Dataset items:

:::::

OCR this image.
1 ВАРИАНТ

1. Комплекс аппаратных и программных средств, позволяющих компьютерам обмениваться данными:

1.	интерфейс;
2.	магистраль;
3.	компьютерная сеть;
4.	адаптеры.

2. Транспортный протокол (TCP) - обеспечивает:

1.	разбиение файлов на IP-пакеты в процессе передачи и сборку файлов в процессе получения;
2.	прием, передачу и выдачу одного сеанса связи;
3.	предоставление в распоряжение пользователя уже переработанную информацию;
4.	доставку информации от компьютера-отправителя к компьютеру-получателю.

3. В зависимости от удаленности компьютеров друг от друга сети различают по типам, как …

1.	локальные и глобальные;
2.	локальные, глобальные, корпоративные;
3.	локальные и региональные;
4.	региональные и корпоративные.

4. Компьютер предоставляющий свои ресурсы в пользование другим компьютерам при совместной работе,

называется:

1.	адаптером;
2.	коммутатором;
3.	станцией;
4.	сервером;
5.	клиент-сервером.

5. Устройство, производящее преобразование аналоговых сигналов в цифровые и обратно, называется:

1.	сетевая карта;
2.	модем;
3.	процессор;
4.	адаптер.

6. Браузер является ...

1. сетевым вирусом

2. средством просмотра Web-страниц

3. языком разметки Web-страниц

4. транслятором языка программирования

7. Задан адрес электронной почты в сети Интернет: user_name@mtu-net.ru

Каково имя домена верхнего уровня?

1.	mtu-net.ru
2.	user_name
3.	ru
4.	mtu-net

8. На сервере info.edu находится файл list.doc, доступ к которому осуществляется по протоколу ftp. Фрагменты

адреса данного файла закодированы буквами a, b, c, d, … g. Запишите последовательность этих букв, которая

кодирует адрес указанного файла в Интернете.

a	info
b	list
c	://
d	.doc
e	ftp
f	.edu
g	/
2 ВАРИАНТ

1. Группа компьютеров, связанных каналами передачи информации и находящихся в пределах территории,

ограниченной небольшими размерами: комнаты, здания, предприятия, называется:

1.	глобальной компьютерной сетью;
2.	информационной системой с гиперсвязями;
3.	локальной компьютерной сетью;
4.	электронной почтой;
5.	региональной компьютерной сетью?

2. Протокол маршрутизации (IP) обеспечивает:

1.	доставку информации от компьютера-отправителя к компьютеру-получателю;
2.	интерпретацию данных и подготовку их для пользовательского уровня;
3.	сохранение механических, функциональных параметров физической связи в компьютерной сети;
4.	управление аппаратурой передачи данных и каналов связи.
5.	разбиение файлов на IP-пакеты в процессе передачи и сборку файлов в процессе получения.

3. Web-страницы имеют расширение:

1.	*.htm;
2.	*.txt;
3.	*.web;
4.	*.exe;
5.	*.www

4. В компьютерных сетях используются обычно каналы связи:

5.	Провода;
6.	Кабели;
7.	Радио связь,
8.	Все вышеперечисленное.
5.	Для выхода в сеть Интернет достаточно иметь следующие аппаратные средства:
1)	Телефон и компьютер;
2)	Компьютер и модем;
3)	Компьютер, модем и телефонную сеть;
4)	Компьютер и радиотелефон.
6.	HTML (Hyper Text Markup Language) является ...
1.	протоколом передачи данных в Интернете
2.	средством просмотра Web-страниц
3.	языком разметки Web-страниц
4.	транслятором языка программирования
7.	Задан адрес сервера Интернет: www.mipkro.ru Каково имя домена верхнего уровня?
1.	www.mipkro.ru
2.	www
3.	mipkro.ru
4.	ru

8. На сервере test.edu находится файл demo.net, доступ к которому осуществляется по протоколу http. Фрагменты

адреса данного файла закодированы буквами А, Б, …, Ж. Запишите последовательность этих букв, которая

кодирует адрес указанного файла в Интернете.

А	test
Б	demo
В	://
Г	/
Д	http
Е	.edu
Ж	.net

:::::

- [Short exercise] From the data, pick out every line that includes "находится".

- [Output for this task]
8. На сервере info.edu находится файл list.doc, доступ к которому осуществляется по протоколу ftp. Фрагменты
8. На сервере test.edu находится файл demo.net, доступ к которому осуществляется по протоколу http. Фрагменты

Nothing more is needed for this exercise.